• WORK TO DO:
Gather each line in the entries that includes the string "balkonom".

• GIVEN DATA:
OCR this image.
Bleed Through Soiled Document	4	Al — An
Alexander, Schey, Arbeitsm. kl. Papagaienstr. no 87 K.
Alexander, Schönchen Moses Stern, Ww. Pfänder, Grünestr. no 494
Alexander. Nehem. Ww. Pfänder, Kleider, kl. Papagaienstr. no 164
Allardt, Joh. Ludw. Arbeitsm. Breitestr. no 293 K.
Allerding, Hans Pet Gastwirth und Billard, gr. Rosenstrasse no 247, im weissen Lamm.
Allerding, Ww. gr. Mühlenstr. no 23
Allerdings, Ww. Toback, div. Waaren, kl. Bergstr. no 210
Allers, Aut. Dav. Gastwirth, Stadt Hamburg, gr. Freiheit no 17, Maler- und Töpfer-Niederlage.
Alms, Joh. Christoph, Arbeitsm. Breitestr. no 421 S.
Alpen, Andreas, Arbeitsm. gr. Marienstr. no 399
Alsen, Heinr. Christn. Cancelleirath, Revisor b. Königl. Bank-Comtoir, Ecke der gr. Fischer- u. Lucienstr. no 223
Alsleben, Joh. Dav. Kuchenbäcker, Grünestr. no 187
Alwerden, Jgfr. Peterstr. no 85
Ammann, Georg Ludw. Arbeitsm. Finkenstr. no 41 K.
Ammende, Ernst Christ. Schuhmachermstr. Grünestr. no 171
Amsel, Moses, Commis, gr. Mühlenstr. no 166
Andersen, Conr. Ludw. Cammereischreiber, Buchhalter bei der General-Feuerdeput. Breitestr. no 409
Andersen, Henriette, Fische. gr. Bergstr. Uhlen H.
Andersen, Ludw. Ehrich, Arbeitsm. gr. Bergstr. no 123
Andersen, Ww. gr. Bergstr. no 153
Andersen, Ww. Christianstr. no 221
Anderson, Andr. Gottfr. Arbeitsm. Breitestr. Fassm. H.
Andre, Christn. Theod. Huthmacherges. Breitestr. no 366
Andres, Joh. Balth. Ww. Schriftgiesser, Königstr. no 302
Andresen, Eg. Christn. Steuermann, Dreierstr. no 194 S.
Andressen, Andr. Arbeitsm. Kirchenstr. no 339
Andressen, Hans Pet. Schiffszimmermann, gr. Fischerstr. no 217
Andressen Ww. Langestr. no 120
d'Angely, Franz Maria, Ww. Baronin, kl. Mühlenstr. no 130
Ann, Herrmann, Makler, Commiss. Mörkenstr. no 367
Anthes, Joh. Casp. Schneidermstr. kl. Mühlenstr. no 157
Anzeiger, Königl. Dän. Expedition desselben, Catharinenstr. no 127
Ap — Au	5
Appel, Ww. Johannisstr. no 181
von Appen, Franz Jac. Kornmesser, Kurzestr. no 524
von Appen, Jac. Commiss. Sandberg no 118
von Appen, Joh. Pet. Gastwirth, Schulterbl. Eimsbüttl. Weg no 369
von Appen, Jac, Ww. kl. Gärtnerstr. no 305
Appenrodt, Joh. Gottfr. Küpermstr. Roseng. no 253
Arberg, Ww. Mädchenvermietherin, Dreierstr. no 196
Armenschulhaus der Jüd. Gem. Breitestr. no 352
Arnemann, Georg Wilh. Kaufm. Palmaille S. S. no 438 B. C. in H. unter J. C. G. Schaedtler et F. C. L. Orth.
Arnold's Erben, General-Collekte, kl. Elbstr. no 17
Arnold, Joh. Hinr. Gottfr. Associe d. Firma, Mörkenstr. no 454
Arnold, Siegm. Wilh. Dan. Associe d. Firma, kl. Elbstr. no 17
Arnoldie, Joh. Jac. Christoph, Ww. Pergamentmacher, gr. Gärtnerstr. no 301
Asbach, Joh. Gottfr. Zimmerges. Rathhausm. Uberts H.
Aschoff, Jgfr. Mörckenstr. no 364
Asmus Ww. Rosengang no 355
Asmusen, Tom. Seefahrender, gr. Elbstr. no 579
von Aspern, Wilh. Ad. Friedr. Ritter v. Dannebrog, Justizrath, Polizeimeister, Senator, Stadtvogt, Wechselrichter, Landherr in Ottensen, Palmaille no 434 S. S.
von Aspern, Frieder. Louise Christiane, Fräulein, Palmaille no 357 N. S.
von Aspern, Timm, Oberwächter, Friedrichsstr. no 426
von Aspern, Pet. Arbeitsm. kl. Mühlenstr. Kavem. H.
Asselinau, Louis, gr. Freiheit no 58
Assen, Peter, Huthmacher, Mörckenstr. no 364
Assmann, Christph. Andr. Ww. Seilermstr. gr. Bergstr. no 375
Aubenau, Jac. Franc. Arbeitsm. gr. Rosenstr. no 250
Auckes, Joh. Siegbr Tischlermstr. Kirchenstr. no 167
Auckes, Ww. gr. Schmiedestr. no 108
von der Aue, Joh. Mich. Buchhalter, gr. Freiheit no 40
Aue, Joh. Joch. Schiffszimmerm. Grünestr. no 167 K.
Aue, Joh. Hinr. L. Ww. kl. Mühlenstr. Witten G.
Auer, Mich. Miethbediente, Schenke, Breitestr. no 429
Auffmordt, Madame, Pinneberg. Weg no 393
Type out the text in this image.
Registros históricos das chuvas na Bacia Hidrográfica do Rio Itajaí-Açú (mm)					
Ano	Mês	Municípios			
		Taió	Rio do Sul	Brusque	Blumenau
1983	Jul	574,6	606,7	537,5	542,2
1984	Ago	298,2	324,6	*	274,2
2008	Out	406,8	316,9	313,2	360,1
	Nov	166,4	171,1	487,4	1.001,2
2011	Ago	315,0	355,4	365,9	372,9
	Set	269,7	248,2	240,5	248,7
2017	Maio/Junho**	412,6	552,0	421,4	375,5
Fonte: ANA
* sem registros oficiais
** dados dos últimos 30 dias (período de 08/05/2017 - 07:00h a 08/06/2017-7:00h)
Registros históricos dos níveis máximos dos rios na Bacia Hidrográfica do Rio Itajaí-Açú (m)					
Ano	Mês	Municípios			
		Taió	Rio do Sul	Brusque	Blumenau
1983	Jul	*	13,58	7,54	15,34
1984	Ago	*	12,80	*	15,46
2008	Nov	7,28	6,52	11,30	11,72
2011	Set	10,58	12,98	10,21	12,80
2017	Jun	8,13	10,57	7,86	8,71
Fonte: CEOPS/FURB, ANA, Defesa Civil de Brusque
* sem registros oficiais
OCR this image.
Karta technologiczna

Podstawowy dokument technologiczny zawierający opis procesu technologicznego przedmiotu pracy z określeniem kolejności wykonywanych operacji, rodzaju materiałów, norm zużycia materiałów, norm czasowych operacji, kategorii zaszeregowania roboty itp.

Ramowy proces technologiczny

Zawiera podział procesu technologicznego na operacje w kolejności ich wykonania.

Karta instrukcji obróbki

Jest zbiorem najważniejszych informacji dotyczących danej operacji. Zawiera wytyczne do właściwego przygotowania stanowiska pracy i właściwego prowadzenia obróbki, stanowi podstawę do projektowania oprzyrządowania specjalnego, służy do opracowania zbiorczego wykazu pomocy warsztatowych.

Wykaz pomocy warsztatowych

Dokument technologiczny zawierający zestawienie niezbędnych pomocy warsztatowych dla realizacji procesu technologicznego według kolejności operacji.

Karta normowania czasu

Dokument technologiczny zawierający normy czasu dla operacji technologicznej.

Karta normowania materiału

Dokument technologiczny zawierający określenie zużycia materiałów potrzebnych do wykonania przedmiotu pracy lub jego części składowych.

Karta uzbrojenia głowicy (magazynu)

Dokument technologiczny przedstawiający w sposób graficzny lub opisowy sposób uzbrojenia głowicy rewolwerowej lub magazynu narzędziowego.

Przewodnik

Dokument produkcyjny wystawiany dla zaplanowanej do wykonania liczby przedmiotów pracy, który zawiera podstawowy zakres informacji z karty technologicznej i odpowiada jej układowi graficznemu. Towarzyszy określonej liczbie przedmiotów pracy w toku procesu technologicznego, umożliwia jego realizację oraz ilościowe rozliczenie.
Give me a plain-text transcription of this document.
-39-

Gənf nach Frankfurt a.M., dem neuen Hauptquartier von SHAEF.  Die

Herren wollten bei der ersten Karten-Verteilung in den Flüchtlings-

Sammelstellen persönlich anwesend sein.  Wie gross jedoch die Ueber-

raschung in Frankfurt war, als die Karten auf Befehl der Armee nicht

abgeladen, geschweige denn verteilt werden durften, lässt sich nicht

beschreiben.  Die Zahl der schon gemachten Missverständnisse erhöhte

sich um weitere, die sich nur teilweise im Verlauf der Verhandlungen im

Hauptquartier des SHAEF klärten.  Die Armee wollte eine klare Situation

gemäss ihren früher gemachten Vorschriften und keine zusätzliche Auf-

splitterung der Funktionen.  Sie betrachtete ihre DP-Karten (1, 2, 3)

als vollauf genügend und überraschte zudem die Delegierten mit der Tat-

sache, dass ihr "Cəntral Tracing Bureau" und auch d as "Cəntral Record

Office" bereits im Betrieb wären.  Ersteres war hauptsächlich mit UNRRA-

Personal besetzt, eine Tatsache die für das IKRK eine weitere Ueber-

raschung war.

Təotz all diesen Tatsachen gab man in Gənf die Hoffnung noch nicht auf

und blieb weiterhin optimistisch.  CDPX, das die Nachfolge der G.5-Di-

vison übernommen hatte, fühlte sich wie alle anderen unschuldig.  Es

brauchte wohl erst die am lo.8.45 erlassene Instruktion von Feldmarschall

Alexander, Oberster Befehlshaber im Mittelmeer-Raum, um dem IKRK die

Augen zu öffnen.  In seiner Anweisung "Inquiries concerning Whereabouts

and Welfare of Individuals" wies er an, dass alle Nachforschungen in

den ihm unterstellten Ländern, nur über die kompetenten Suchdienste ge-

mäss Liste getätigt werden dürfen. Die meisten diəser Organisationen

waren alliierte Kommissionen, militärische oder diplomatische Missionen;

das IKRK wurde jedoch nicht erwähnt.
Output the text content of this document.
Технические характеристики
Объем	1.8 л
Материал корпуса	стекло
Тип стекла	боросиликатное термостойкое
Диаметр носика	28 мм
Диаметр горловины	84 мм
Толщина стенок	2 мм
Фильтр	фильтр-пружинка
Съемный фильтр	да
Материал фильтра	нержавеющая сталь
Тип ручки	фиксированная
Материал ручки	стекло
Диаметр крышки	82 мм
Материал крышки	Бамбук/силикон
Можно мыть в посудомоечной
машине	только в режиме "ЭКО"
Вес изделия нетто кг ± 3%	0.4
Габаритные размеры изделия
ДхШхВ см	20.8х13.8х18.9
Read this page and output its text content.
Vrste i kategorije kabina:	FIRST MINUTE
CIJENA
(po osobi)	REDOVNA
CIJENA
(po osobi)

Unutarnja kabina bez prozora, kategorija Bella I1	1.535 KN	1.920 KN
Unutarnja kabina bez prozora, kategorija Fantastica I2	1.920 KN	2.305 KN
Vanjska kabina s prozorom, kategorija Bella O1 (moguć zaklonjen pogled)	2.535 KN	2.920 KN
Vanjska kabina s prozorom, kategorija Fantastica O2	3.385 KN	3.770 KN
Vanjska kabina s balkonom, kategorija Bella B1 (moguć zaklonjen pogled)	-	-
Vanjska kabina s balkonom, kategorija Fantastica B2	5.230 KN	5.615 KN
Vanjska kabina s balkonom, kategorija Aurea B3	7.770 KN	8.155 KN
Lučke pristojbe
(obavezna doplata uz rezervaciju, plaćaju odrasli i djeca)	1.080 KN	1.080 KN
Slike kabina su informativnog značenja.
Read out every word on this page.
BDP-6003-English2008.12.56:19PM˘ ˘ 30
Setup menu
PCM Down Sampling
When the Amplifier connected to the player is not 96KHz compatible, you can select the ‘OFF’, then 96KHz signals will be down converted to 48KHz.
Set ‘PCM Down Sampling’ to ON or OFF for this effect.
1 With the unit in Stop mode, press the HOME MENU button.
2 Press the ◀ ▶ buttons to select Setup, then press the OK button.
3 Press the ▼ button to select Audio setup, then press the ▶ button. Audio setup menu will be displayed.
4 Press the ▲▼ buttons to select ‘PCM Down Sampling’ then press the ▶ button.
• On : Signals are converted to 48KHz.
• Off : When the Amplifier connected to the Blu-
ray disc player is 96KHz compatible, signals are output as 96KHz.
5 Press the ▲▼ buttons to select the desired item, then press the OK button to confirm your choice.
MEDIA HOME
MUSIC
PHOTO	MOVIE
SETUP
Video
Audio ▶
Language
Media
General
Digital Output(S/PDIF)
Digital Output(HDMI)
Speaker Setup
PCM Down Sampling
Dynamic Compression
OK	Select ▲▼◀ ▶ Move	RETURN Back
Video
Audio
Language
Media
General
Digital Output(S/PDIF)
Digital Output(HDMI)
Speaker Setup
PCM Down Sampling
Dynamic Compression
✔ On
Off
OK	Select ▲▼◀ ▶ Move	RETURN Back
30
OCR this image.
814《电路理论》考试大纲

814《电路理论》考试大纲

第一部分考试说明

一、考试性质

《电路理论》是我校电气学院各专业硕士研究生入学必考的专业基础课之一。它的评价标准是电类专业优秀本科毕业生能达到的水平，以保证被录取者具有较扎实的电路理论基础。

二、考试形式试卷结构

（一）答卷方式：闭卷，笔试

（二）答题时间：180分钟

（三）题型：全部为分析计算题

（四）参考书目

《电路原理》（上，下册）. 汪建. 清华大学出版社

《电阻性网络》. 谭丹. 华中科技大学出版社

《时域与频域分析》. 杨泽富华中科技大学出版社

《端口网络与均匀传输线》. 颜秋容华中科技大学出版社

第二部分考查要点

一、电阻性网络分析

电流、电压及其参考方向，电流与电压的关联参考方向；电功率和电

• RESPONSE TO THIS EXERCISE:
Vanjska kabina s balkonom, kategorija Bella B1 (moguć zaklonjen pogled)	-	-
Vanjska kabina s balkonom, kategorija Fantastica B2	5.230 KN	5.615 KN
Vanjska kabina s balkonom, kategorija Aurea B3	7.770 KN	8.155 KN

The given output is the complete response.